ARTIKEL.

☆ ☆ ☆ ☆ ☆

Gegenüber dem Wohnhaus befindet sich ein Wirtschaftsgebäude. Es beherbergt landwirtschaftliche Geräte und Haushaltsgegenstände, darunter Pflüge, Sensen, Rechen, Irdene Gefäße, Nudelhölzer und was der Landmann und seine Frau sonst noch so brauchten. (Luise R. zitiert bei der Beschreibung eines Besuches von Mangede ihre kleine koreanische Führerin: ‚Dies ist die Mistgabel, mit der der Vater des großen Präsidenten…‘ (In dem Wissen, dass auch der Vater schon ein Revolutionär war, könnte man den Satz wie folgt ergänzen: ‚Dies ist die Mistgabel, mit welcher der Vater des großen Präsidenten begonnen hat, den Augiasstall auszumisten, den die Japaner hinterlassen haben.‘ Herkules lässt grüßen!)

Eltern und Großeltern des berühmten Sprösslings setzten, so wird berichtet, auch nach dessen Sieg und dem der Revolution ihr bäuerliches Leben fort. Könnten die vom Himmel herabschauen, wären sie vermutlich erschrocken über den Rummel auf ihrem kleinen, vormals so ruhigen Fleckchen Erde und möglicher Weise auch nicht übermäßig erfreut über dessen Verwandlung in eine Wallfahrtsstätte.“

Eintrag vom 6.10.1982:

„Vormittags Besuch des ‚Museum zur Erinnerung an den vaterländischen Befreiungskrieg’: Wenig Originaldokumente, aber wer würde die auch lesen. Umso mehr Anschauliches ist ausgestellt, darunter Kriegsgerät verschiedenster Art und – untergebracht in einer gesonderten Rotunde neben dem Hauptgebäude – das Panorama irgendeiner Schlacht, ganz sicher geführt und gewonnen vom großen KIS.

Nachmittags kommt bei uns nach so viel Geschichtsunterricht und Heldenverehrung endlich Freude auf. Die wird im ‚Park der Attraktionen’ vermittelt. Kindergeschrei stimmt die Reisegruppe auf die Hauptattraktion ein - die riesige Achterbahn.

Der Fahrpreis ist bei uns im Reisepreis inbegriffen. Da gibt es kein Halten. Alle sind dabei. Die Fahrt ist wirklich halsbrecherisch; bei jeder Kurve muss man fürchten, der Wagen flöge geradeaus weiter, um dann unsanft ganz tief unten auf der Erde aufzuschlagen. Das Freuden- und Angstgeschrei der Passagiere ist entsprechend groß. Am lautesten kreischt unsere blonde Monika und erwischt prompt eine volle Ladung Wasser, als ihre Gondel, wie alle anderen, zum Ende der Fahrt hin vor dem Ausgang in einem Wasserbecken abrupt abgebremst wird. Ist da etwa jemand schadenfroh?

☆ ☆ ☆ ☆ ☆

BEREITGESTELLTES MATERIAL.
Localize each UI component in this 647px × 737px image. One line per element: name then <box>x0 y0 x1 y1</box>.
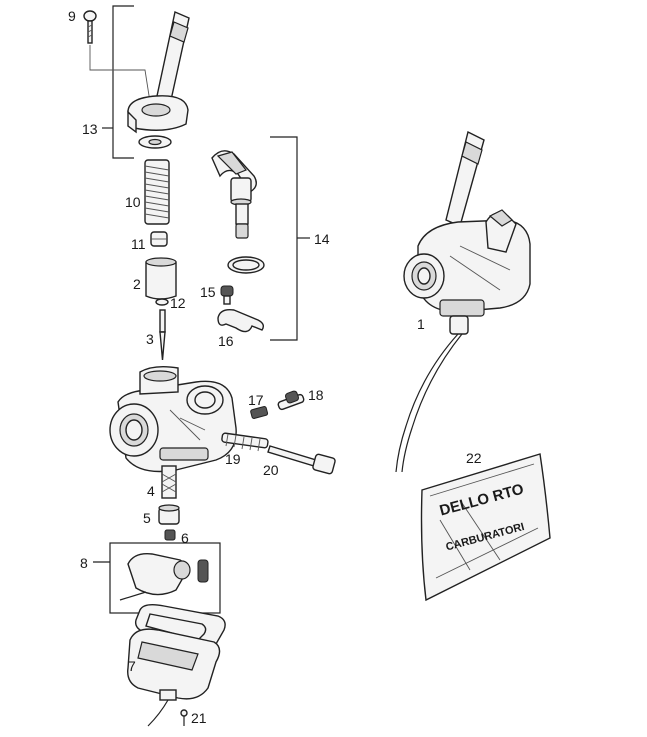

☆ ☆ ☆ ☆ ☆

AUFGABEN.
A. Übersetzen Sie den folgenden Satz aus dem Artikel ins Englische: „Eltern und Großeltern des berühmten Sprösslings setzten, so wird berichtet, auch nach dessen Sieg und dem der Revolution ihr bäuerliches Leben fort.“
B. Kopieren Sie aus dem Artikel wortgetreu alles von „Gegenüber dem Wohnhaus“ bis hinunter zu „Herkules lässt grüßen!)“.

LÖSUNGEN.
A. The parents and grandparents of the famous offspring, it is reported, continued their farming life even after his victory and that of the revolution.

B.
Gegenüber dem Wohnhaus befindet sich ein Wirtschaftsgebäude. Es beherbergt landwirtschaftliche Geräte und Haushaltsgegenstände, darunter Pflüge, Sensen, Rechen, Irdene Gefäße, Nudelhölzer und was der Landmann und seine Frau sonst noch so brauchten. (Luise R. zitiert bei der Beschreibung eines Besuches von Mangede ihre kleine koreanische Führerin: ‚Dies ist die Mistgabel, mit der der Vater des großen Präsidenten…‘ (In dem Wissen, dass auch der Vater schon ein Revolutionär war, könnte man den Satz wie folgt ergänzen: ‚Dies ist die Mistgabel, mit welcher der Vater des großen Präsidenten begonnen hat, den Augiasstall auszumisten, den die Japaner hinterlassen haben.‘ Herkules lässt grüßen!)